START Given records

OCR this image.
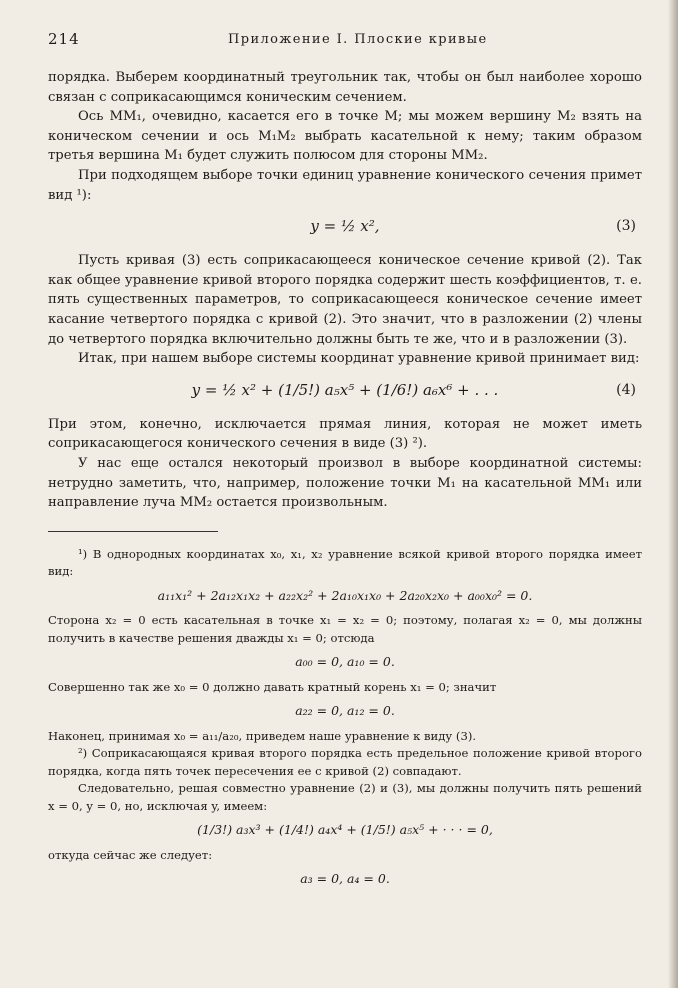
214	Приложение I. Плоские кривые

порядка. Выберем координатный треугольник так, чтобы он был наиболее хорошо связан с соприкасающимся коническим сечением.

Ось MM₁, очевидно, касается его в точке M; мы можем вершину M₂ взять на коническом сечении и ось M₁M₂ выбрать касательной к нему; таким образом третья вершина M₁ будет служить полюсом для стороны MM₂.

При подходящем выборе точки единиц уравнение конического сечения примет вид ¹):

y = ½ x²,	(3)

Пусть кривая (3) есть соприкасающееся коническое сечение кривой (2). Так как общее уравнение кривой второго порядка содержит шесть коэффициентов, т. е. пять существенных параметров, то соприкасающееся коническое сечение имеет касание четвертого порядка с кривой (2). Это значит, что в разложении (2) члены до четвертого порядка включительно должны быть те же, что и в разложении (3).

Итак, при нашем выборе системы координат уравнение кривой принимает вид:

y = ½ x² + (1/5!) a₅x⁵ + (1/6!) a₆x⁶ + . . .	(4)

При этом, конечно, исключается прямая линия, которая не может иметь соприкасающегося конического сечения в виде (3) ²).

У нас еще остался некоторый произвол в выборе координатной системы: нетрудно заметить, что, например, положение точки M₁ на касательной MM₁ или направление луча MM₂ остается произвольным.

¹) В однородных координатах x₀, x₁, x₂ уравнение всякой кривой второго порядка имеет вид:

a₁₁x₁² + 2a₁₂x₁x₂ + a₂₂x₂² + 2a₁₀x₁x₀ + 2a₂₀x₂x₀ + a₀₀x₀² = 0.

Сторона x₂ = 0 есть касательная в точке x₁ = x₂ = 0; поэтому, полагая x₂ = 0, мы должны получить в качестве решения дважды x₁ = 0; отсюда

a₀₀ = 0, a₁₀ = 0.

Совершенно так же x₀ = 0 должно давать кратный корень x₁ = 0; значит

a₂₂ = 0, a₁₂ = 0.

Наконец, принимая x₀ = a₁₁/a₂₀, приведем наше уравнение к виду (3).

²) Соприкасающаяся кривая второго порядка есть предельное положение кривой второго порядка, когда пять точек пересечения ее с кривой (2) совпадают.

Следовательно, решая совместно уравнение (2) и (3), мы должны получить пять решений x = 0, y = 0, но, исключая y, имеем:

(1/3!) a₃x³ + (1/4!) a₄x⁴ + (1/5!) a₅x⁵ + · · · = 0,

откуда сейчас же следует:

a₃ = 0, a₄ = 0.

END Given records

▸ **Task**: Gather each line holding the string "получить".

▸ **Result**:
Сторона x₂ = 0 есть касательная в точке x₁ = x₂ = 0; поэтому, полагая x₂ = 0, мы должны получить в качестве решения дважды x₁ = 0; отсюда
Следовательно, решая совместно уравнение (2) и (3), мы должны получить пять решений x = 0, y = 0, но, исключая y, имеем:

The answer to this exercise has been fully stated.